Stored items from a collection:
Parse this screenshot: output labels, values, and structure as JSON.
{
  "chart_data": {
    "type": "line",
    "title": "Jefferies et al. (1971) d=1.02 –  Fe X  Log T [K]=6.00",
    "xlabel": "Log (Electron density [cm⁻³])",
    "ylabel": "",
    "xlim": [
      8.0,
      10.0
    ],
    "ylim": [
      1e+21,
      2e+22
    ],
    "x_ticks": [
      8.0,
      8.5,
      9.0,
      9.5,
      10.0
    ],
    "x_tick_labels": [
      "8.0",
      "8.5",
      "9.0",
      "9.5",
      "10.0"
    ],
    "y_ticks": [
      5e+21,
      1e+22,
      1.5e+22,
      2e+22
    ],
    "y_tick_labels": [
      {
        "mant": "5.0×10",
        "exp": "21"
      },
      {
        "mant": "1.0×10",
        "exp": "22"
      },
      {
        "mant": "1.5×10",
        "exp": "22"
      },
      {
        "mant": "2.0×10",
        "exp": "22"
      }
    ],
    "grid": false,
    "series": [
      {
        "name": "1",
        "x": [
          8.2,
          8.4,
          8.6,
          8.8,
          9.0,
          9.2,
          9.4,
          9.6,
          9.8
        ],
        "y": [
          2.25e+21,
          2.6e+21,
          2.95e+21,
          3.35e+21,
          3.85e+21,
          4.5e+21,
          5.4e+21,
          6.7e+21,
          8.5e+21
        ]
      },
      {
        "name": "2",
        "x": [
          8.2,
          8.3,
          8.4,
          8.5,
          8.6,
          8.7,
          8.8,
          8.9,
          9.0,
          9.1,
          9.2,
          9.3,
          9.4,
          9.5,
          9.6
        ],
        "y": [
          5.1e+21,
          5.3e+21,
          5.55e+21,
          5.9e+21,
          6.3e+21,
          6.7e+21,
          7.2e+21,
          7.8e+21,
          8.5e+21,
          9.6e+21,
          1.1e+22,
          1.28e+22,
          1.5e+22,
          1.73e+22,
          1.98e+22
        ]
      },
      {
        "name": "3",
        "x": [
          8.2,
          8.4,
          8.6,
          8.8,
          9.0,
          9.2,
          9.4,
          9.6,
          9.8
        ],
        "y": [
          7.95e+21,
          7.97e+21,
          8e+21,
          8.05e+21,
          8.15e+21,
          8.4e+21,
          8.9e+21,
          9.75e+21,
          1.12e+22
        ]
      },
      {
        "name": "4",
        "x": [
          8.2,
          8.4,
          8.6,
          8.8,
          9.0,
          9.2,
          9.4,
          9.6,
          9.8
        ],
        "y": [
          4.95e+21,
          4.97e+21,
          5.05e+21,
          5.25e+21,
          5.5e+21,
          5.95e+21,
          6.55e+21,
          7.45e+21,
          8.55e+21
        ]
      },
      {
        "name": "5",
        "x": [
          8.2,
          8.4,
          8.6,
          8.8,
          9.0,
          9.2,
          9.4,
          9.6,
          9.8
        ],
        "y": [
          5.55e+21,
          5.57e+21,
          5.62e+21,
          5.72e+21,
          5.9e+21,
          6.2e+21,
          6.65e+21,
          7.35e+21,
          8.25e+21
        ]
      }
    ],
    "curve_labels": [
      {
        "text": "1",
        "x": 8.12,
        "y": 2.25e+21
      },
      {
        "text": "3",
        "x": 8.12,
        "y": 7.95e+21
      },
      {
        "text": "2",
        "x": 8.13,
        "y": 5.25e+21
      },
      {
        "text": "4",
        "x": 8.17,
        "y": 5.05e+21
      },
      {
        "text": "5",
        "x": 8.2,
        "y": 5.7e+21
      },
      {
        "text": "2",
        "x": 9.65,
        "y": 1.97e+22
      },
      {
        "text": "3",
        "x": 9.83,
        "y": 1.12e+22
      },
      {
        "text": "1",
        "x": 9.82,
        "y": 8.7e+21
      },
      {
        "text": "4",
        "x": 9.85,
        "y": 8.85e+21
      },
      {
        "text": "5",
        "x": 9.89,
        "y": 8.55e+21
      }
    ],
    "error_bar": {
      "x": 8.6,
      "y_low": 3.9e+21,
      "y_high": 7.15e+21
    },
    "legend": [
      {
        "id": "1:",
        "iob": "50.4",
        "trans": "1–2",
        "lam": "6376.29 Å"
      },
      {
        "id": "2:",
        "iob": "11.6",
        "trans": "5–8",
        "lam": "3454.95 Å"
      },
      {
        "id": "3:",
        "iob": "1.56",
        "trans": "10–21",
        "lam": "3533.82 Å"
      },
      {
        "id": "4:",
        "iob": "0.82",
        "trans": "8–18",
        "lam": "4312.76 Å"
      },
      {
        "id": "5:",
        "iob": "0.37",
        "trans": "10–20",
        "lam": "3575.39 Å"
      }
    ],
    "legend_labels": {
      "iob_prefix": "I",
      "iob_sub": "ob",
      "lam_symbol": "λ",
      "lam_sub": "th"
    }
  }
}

INSTRUCTIONS FOR THE TASK: Reproduce the material above exactly; please quote every line of it.

SOLUTION TO THIS EXERCISE:
Parse this screenshot: output labels, values, and structure as JSON.
{
  "chart_data": {
    "type": "line",
    "title": "Jefferies et al. (1971) d=1.02 –  Fe X  Log T [K]=6.00",
    "xlabel": "Log (Electron density [cm⁻³])",
    "ylabel": "",
    "xlim": [
      8.0,
      10.0
    ],
    "ylim": [
      1e+21,
      2e+22
    ],
    "x_ticks": [
      8.0,
      8.5,
      9.0,
      9.5,
      10.0
    ],
    "x_tick_labels": [
      "8.0",
      "8.5",
      "9.0",
      "9.5",
      "10.0"
    ],
    "y_ticks": [
      5e+21,
      1e+22,
      1.5e+22,
      2e+22
    ],
    "y_tick_labels": [
      {
        "mant": "5.0×10",
        "exp": "21"
      },
      {
        "mant": "1.0×10",
        "exp": "22"
      },
      {
        "mant": "1.5×10",
        "exp": "22"
      },
      {
        "mant": "2.0×10",
        "exp": "22"
      }
    ],
    "grid": false,
    "series": [
      {
        "name": "1",
        "x": [
          8.2,
          8.4,
          8.6,
          8.8,
          9.0,
          9.2,
          9.4,
          9.6,
          9.8
        ],
        "y": [
          2.25e+21,
          2.6e+21,
          2.95e+21,
          3.35e+21,
          3.85e+21,
          4.5e+21,
          5.4e+21,
          6.7e+21,
          8.5e+21
        ]
      },
      {
        "name": "2",
        "x": [
          8.2,
          8.3,
          8.4,
          8.5,
          8.6,
          8.7,
          8.8,
          8.9,
          9.0,
          9.1,
          9.2,
          9.3,
          9.4,
          9.5,
          9.6
        ],
        "y": [
          5.1e+21,
          5.3e+21,
          5.55e+21,
          5.9e+21,
          6.3e+21,
          6.7e+21,
          7.2e+21,
          7.8e+21,
          8.5e+21,
          9.6e+21,
          1.1e+22,
          1.28e+22,
          1.5e+22,
          1.73e+22,
          1.98e+22
        ]
      },
      {
        "name": "3",
        "x": [
          8.2,
          8.4,
          8.6,
          8.8,
          9.0,
          9.2,
          9.4,
          9.6,
          9.8
        ],
        "y": [
          7.95e+21,
          7.97e+21,
          8e+21,
          8.05e+21,
          8.15e+21,
          8.4e+21,
          8.9e+21,
          9.75e+21,
          1.12e+22
        ]
      },
      {
        "name": "4",
        "x": [
          8.2,
          8.4,
          8.6,
          8.8,
          9.0,
          9.2,
          9.4,
          9.6,
          9.8
        ],
        "y": [
          4.95e+21,
          4.97e+21,
          5.05e+21,
          5.25e+21,
          5.5e+21,
          5.95e+21,
          6.55e+21,
          7.45e+21,
          8.55e+21
        ]
      },
      {
        "name": "5",
        "x": [
          8.2,
          8.4,
          8.6,
          8.8,
          9.0,
          9.2,
          9.4,
          9.6,
          9.8
        ],
        "y": [
          5.55e+21,
          5.57e+21,
          5.62e+21,
          5.72e+21,
          5.9e+21,
          6.2e+21,
          6.65e+21,
          7.35e+21,
          8.25e+21
        ]
      }
    ],
    "curve_labels": [
      {
        "text": "1",
        "x": 8.12,
        "y": 2.25e+21
      },
      {
        "text": "3",
        "x": 8.12,
        "y": 7.95e+21
      },
      {
        "text": "2",
        "x": 8.13,
        "y": 5.25e+21
      },
      {
        "text": "4",
        "x": 8.17,
        "y": 5.05e+21
      },
      {
        "text": "5",
        "x": 8.2,
        "y": 5.7e+21
      },
      {
        "text": "2",
        "x": 9.65,
        "y": 1.97e+22
      },
      {
        "text": "3",
        "x": 9.83,
        "y": 1.12e+22
      },
      {
        "text": "1",
        "x": 9.82,
        "y": 8.7e+21
      },
      {
        "text": "4",
        "x": 9.85,
        "y": 8.85e+21
      },
      {
        "text": "5",
        "x": 9.89,
        "y": 8.55e+21
      }
    ],
    "error_bar": {
      "x": 8.6,
      "y_low": 3.9e+21,
      "y_high": 7.15e+21
    },
    "legend": [
      {
        "id": "1:",
        "iob": "50.4",
        "trans": "1–2",
        "lam": "6376.29 Å"
      },
      {
        "id": "2:",
        "iob": "11.6",
        "trans": "5–8",
        "lam": "3454.95 Å"
      },
      {
        "id": "3:",
        "iob": "1.56",
        "trans": "10–21",
        "lam": "3533.82 Å"
      },
      {
        "id": "4:",
        "iob": "0.82",
        "trans": "8–18",
        "lam": "4312.76 Å"
      },
      {
        "id": "5:",
        "iob": "0.37",
        "trans": "10–20",
        "lam": "3575.39 Å"
      }
    ],
    "legend_labels": {
      "iob_prefix": "I",
      "iob_sub": "ob",
      "lam_symbol": "λ",
      "lam_sub": "th"
    }
  }
}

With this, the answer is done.